-- Your objective --
Search the data for the string "Аторвастатин" and gather each line it is in.

* * * * * * * * *

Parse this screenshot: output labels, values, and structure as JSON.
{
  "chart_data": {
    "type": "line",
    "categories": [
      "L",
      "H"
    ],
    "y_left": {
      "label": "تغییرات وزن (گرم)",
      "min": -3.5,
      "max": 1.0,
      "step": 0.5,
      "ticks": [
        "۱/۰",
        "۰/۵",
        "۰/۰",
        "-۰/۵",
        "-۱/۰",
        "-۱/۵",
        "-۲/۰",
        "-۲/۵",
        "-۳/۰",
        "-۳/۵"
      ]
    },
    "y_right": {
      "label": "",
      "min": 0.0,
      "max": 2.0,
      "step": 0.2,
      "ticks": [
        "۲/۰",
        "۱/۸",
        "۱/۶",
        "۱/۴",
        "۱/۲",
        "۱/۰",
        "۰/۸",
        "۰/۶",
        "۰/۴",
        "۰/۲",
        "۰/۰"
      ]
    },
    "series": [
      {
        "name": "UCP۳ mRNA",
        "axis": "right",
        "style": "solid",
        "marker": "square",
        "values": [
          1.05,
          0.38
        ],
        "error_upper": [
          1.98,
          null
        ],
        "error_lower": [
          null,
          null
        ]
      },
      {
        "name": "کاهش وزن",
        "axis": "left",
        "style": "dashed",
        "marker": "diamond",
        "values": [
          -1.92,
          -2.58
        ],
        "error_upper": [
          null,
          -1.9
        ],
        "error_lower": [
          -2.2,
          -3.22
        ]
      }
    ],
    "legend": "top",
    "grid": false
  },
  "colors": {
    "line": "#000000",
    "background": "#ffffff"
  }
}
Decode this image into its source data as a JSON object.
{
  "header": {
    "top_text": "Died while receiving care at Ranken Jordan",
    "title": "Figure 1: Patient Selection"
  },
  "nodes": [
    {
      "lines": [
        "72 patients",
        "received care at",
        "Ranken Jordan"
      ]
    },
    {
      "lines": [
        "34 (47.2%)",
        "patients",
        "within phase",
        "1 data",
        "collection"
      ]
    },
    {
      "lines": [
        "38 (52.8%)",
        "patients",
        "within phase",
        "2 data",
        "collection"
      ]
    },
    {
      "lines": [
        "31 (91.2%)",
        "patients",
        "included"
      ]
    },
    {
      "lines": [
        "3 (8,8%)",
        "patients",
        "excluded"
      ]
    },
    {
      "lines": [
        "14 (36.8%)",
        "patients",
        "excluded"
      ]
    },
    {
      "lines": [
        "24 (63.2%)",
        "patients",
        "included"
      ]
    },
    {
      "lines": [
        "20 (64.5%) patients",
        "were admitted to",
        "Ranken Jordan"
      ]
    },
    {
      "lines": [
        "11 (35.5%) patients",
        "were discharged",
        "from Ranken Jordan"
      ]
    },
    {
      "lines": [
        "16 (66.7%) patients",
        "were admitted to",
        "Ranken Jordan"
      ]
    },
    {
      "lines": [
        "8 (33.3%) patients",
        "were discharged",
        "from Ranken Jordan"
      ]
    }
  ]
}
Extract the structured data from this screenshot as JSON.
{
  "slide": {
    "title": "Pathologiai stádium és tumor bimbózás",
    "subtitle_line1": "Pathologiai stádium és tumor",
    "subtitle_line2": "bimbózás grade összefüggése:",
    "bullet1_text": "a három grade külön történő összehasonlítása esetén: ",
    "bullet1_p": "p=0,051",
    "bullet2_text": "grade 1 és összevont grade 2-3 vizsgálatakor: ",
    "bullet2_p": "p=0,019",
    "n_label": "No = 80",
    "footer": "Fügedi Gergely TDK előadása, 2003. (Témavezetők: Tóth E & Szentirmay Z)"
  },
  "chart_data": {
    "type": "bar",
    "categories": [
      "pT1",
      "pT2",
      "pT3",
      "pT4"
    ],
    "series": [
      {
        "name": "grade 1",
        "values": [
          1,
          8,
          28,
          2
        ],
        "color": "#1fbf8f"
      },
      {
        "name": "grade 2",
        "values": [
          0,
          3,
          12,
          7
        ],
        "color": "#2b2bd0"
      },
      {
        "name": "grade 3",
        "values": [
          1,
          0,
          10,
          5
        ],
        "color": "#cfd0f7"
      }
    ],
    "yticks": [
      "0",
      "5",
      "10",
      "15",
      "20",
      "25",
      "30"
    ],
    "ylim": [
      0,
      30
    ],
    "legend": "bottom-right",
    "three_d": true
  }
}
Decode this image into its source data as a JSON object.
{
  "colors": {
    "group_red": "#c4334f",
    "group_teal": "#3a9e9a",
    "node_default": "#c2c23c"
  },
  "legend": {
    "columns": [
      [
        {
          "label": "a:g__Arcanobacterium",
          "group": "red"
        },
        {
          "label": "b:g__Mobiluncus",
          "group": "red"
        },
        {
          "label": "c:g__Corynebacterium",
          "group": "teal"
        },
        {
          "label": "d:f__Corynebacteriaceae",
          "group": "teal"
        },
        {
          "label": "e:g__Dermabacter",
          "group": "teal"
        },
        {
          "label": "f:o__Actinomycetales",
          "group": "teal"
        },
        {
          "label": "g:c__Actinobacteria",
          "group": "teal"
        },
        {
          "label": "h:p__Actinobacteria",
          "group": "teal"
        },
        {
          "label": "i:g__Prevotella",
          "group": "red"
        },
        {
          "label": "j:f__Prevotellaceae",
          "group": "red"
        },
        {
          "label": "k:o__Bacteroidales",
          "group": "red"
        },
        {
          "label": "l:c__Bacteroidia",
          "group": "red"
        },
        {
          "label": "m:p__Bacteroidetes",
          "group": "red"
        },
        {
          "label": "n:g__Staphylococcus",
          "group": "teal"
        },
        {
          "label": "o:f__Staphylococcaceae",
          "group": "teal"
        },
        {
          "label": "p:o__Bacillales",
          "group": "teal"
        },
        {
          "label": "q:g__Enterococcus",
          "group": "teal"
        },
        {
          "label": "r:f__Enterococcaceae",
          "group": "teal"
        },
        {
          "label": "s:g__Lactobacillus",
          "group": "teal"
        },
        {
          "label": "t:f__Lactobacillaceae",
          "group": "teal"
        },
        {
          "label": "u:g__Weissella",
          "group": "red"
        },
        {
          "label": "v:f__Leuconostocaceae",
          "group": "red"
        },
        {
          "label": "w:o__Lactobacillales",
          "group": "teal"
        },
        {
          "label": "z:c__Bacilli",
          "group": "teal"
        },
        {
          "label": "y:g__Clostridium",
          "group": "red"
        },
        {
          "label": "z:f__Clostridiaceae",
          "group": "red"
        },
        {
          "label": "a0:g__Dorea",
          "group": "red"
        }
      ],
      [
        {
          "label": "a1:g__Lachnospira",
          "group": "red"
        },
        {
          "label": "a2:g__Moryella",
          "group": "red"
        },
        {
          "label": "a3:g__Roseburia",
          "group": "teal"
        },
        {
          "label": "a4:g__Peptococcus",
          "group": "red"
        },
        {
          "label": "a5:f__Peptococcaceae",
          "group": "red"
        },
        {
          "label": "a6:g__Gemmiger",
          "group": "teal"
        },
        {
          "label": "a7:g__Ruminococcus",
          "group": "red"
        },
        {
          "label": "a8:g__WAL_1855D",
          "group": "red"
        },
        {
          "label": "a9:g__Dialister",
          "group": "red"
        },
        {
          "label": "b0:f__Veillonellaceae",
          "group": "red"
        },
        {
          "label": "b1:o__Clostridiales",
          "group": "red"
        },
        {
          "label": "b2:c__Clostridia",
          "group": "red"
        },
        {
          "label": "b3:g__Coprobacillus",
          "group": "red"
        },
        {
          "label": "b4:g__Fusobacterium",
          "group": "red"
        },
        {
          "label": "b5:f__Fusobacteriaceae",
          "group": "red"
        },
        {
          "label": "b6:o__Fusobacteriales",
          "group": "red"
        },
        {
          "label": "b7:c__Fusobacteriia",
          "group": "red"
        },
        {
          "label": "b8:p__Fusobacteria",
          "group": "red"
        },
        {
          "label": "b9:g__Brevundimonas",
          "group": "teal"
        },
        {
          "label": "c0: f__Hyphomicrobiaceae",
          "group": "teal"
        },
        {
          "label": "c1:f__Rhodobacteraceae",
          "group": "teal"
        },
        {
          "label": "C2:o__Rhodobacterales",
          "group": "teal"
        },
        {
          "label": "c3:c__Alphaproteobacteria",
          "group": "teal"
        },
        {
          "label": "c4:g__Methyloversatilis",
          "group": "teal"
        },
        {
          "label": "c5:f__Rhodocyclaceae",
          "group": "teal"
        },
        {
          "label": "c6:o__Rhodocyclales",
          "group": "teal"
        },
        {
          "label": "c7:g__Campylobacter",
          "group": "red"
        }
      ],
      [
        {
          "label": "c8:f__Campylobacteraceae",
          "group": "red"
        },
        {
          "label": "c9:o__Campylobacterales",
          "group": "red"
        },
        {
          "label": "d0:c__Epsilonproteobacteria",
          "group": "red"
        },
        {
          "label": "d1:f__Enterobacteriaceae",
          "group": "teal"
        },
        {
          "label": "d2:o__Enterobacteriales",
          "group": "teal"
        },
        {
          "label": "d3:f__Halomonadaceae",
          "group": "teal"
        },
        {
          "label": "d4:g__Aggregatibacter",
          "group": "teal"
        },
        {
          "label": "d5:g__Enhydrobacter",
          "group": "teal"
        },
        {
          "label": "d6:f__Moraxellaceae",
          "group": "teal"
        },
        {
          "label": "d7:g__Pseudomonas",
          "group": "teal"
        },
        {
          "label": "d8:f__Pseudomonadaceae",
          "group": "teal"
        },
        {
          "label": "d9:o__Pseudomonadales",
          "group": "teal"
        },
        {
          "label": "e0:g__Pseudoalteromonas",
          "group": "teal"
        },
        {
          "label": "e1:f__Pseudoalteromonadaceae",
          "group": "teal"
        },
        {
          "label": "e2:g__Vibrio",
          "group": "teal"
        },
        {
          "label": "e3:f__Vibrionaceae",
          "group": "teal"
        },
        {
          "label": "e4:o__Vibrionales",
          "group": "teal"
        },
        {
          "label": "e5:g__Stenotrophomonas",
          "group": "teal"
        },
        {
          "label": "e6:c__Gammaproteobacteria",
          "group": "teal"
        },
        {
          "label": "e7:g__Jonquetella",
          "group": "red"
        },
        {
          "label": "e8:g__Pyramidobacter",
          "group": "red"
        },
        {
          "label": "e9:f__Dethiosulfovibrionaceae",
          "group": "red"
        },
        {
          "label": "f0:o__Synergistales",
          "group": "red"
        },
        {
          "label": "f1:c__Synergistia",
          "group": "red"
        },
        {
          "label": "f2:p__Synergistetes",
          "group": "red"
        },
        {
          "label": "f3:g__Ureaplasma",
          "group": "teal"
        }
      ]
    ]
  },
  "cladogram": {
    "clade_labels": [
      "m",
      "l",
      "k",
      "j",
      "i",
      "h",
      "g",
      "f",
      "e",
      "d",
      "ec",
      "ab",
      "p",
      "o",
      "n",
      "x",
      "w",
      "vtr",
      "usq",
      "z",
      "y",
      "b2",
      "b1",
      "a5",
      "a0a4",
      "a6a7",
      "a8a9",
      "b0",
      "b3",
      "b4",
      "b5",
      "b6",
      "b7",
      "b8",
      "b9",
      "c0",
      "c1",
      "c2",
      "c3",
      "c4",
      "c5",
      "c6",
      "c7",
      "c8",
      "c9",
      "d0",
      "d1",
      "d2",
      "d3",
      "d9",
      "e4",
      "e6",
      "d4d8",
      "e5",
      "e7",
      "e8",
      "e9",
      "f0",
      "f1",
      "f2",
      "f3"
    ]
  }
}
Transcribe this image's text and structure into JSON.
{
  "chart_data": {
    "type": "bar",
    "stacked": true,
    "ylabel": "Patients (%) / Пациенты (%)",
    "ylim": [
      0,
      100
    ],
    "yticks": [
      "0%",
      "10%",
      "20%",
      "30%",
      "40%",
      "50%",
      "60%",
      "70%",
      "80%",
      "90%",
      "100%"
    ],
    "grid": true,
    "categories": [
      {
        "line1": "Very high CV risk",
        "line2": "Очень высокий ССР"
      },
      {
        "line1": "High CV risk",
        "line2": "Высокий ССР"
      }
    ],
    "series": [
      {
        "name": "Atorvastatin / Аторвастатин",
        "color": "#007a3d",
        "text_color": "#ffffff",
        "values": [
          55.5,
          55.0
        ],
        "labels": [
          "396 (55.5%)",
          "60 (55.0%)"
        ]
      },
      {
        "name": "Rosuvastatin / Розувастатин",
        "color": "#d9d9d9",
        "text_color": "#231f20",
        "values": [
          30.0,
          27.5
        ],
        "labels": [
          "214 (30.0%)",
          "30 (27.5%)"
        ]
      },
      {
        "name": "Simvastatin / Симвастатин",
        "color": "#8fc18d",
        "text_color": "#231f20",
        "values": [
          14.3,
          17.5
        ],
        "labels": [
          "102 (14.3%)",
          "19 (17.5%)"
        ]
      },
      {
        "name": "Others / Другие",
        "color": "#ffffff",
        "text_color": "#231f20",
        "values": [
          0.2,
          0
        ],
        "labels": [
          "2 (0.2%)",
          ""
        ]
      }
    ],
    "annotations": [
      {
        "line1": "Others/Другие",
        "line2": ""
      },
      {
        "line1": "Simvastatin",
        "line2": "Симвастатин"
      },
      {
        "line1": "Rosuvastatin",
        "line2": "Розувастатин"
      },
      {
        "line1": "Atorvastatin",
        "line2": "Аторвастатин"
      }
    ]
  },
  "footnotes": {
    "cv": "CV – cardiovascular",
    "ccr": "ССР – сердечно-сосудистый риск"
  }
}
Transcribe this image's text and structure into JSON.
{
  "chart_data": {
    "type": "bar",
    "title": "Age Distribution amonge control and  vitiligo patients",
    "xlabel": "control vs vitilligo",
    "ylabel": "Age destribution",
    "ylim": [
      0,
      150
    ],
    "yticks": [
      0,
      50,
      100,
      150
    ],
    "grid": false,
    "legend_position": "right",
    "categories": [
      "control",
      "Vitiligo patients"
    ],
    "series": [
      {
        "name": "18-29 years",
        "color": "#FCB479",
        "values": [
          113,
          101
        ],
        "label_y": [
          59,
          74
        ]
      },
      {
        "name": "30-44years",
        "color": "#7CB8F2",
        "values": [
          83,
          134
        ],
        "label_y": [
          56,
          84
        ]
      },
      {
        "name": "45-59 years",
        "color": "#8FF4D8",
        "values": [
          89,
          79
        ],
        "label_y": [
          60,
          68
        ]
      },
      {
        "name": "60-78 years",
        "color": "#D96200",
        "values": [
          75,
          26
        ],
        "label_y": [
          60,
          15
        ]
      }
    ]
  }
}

* * * * * * * * *

-- Answer space --
        "name": "Atorvastatin / Аторвастатин",
        "line2": "Аторвастатин"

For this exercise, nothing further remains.